[Excerpt from a dataset]
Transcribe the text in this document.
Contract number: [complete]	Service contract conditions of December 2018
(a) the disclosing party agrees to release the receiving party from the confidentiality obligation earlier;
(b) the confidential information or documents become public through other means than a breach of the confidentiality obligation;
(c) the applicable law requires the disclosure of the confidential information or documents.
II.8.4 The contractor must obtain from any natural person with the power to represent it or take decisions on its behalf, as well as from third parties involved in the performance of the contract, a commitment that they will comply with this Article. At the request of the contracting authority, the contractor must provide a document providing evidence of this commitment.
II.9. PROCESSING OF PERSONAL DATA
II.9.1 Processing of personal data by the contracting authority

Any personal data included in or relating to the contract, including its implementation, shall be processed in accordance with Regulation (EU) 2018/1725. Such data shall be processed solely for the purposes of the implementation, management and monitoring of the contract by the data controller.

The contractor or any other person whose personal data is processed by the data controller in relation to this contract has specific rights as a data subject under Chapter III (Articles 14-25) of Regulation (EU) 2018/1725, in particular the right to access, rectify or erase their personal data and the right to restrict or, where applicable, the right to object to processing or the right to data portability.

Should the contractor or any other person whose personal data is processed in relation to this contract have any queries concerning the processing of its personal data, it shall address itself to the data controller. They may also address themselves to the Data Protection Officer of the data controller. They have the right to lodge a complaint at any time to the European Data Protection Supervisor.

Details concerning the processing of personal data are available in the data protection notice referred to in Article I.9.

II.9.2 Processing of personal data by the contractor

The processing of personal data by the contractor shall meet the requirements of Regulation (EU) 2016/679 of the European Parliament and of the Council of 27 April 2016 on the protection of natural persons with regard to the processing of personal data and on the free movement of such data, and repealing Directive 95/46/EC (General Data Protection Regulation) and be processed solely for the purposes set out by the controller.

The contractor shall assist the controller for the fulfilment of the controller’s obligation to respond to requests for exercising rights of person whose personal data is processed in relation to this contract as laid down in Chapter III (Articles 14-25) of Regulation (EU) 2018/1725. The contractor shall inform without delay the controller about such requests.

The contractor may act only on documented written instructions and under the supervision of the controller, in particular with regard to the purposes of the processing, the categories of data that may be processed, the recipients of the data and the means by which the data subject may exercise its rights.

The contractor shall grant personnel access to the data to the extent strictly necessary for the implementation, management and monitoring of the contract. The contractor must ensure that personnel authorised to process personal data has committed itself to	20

• WHAT YOU ARE ASKED TO DO
Copy out each line of the records where the string "means" appears.

• RESULT OF THIS TASK
(b) the confidential information or documents become public through other means than a breach of the confidentiality obligation;
The contractor may act only on documented written instructions and under the supervision of the controller, in particular with regard to the purposes of the processing, the categories of data that may be processed, the recipients of the data and the means by which the data subject may exercise its rights.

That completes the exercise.